begin EXCERPTED DATA

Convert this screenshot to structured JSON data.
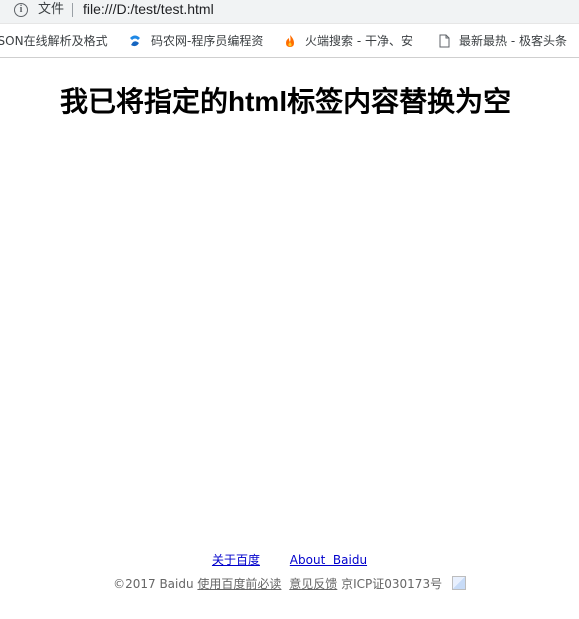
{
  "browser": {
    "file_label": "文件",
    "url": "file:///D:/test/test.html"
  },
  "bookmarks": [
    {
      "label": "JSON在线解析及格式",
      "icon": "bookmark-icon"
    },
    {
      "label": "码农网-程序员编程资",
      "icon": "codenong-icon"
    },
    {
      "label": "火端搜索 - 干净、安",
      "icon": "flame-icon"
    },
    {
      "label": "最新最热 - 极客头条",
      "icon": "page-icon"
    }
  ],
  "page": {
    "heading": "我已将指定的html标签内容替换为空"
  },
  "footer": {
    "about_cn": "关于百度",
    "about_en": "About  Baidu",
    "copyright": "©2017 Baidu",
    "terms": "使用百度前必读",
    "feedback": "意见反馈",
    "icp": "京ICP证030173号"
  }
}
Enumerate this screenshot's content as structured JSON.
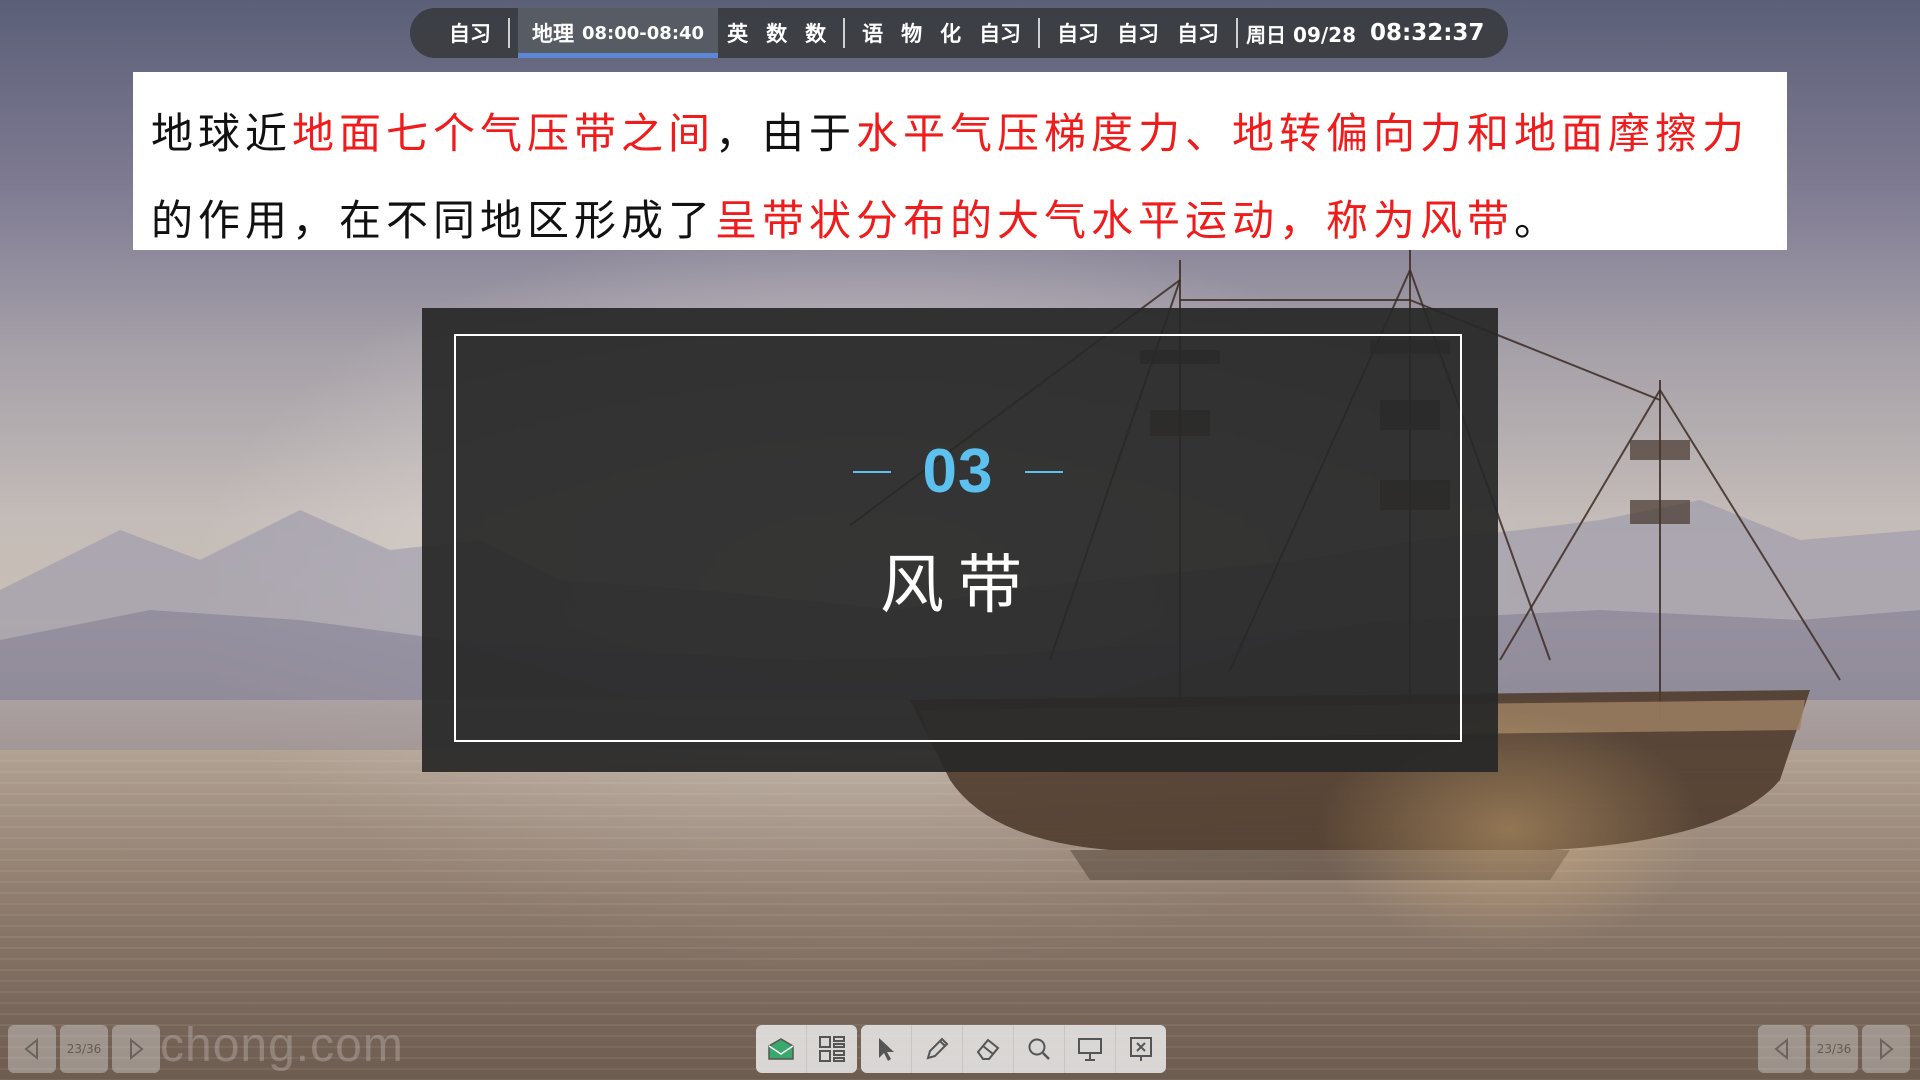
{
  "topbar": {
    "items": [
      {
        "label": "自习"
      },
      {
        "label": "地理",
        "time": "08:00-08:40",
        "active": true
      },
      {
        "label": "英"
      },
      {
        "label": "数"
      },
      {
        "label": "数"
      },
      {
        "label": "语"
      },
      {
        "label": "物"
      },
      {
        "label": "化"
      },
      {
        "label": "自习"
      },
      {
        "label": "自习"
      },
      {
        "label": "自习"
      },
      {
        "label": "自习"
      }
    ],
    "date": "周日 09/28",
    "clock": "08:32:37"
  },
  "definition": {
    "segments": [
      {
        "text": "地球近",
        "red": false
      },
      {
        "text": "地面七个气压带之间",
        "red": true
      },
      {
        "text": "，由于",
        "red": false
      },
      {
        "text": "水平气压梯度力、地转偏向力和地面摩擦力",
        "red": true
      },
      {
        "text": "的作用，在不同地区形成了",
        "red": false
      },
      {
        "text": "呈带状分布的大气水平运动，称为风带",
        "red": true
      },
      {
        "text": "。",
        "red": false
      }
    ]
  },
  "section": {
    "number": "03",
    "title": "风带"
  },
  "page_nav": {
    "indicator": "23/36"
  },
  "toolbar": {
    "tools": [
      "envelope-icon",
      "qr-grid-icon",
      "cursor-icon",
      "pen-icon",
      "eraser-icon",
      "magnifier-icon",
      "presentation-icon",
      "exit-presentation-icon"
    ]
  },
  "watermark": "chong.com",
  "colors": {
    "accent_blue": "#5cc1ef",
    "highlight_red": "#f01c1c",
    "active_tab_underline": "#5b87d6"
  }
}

end EXCERPTED DATA
begin EXCERPTED DATA

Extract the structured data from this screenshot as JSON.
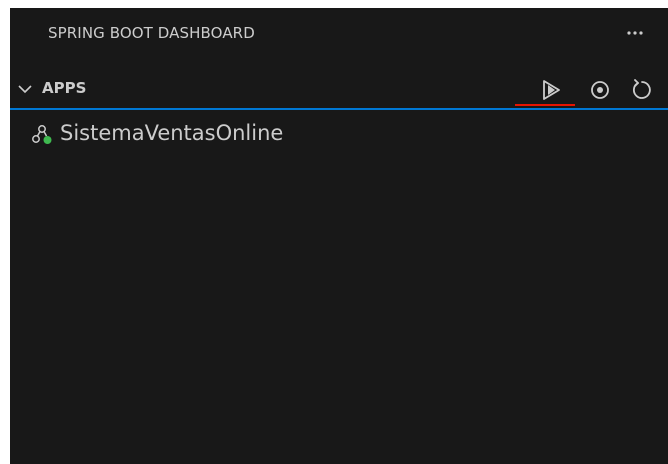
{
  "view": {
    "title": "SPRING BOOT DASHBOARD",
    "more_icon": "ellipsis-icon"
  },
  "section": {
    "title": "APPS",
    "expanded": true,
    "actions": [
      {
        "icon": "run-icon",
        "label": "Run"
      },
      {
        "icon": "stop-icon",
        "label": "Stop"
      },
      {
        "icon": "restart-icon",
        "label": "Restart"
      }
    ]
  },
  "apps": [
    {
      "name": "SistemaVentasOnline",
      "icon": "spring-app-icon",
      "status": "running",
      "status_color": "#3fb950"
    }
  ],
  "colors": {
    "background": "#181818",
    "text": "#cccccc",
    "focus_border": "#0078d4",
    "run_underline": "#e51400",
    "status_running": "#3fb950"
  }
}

end EXCERPTED DATA

_EXERCISE PROMPT_
Copy out each line of the data where the string "structured" appears.

_CORRECT RESULT_
Convert this screenshot to structured JSON data.
Enumerate this screenshot's content as structured JSON.
Extract the structured data from this screenshot as JSON.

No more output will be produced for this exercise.